Set task
Starting from the line containing "What data populates", write out every remaining line exactly, the last one included.

Raw data
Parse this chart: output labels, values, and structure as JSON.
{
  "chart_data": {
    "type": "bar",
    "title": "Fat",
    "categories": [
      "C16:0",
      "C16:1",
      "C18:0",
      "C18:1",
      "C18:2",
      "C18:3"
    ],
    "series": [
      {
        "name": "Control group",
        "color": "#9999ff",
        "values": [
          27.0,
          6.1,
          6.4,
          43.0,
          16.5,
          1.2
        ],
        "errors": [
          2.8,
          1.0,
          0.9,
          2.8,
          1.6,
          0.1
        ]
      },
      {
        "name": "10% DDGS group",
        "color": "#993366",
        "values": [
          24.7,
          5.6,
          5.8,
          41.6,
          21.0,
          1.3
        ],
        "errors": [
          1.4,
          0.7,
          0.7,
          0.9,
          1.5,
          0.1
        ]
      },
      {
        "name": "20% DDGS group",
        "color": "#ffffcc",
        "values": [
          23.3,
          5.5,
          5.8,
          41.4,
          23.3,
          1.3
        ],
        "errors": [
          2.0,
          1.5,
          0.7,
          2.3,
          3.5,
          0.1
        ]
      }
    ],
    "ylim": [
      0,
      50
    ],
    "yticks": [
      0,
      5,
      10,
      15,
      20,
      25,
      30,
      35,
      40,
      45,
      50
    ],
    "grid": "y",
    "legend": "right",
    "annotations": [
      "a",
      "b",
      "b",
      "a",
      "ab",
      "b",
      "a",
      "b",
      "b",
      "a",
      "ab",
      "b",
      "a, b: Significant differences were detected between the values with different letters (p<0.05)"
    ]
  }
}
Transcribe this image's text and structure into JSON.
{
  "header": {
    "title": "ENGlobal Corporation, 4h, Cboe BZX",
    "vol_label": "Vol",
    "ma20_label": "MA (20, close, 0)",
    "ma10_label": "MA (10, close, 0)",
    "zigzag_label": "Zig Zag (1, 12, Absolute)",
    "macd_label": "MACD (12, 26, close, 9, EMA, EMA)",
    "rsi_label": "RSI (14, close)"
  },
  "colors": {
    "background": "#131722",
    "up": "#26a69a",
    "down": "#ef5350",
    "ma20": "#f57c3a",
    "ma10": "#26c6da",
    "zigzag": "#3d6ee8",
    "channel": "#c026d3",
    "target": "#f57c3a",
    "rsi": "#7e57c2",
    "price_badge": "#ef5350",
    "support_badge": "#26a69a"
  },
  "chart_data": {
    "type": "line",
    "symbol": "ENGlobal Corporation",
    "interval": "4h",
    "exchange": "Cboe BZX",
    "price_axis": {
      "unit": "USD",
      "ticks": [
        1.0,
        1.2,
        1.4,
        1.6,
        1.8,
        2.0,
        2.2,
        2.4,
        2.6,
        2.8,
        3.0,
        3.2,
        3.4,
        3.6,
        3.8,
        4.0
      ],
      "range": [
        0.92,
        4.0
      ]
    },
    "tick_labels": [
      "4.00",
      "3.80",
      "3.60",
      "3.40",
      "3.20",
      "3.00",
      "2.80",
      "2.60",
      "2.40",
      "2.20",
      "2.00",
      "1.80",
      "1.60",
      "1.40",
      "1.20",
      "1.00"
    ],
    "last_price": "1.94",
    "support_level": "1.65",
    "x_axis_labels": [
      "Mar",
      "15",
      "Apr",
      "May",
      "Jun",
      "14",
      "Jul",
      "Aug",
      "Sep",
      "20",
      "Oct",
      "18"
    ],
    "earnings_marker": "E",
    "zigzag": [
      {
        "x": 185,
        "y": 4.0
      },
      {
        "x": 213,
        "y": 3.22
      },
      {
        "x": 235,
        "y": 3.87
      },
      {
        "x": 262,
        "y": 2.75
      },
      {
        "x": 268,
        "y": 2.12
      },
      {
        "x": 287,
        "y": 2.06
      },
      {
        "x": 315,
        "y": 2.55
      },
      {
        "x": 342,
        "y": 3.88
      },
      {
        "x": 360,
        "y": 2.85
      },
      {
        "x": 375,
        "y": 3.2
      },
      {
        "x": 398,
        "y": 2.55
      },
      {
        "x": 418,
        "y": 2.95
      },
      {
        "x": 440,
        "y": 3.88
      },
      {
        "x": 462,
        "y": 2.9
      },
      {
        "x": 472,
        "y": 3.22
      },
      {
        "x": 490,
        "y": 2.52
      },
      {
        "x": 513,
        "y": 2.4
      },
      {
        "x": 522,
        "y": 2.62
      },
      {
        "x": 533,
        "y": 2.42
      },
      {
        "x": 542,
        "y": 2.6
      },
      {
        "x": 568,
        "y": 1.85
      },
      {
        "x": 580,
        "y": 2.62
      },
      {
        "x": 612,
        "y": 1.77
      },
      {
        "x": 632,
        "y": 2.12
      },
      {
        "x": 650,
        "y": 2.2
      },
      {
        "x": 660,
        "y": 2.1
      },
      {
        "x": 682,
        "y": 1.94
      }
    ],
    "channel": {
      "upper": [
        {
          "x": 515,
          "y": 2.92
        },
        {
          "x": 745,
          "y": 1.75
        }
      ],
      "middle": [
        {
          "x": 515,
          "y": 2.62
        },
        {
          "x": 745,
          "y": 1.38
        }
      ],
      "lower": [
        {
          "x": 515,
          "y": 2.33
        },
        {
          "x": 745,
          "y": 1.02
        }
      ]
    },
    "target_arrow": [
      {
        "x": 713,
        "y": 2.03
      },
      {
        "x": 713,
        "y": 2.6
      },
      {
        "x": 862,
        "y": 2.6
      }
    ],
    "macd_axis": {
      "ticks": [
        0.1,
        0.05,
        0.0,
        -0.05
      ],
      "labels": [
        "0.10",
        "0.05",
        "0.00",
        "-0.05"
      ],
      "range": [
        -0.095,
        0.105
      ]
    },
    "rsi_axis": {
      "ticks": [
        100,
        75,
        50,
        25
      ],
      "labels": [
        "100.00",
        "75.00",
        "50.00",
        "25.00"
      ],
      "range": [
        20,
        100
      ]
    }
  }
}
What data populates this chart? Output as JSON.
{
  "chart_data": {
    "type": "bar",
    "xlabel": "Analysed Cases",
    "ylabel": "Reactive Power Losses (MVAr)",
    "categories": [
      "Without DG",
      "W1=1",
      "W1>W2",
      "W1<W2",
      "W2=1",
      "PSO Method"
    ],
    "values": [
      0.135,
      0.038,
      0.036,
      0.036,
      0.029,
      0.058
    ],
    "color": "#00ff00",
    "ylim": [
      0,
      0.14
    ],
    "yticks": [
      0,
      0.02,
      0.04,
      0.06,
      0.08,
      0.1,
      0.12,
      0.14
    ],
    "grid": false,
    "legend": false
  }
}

Solved exercise
What data populates this chart? Output as JSON.
{
  "chart_data": {
    "type": "bar",
    "xlabel": "Analysed Cases",
    "ylabel": "Reactive Power Losses (MVAr)",
    "categories": [
      "Without DG",
      "W1=1",
      "W1>W2",
      "W1<W2",
      "W2=1",
      "PSO Method"
    ],
    "values": [
      0.135,
      0.038,
      0.036,
      0.036,
      0.029,
      0.058
    ],
    "color": "#00ff00",
    "ylim": [
      0,
      0.14
    ],
    "yticks": [
      0,
      0.02,
      0.04,
      0.06,
      0.08,
      0.1,
      0.12,
      0.14
    ],
    "grid": false,
    "legend": false
  }
}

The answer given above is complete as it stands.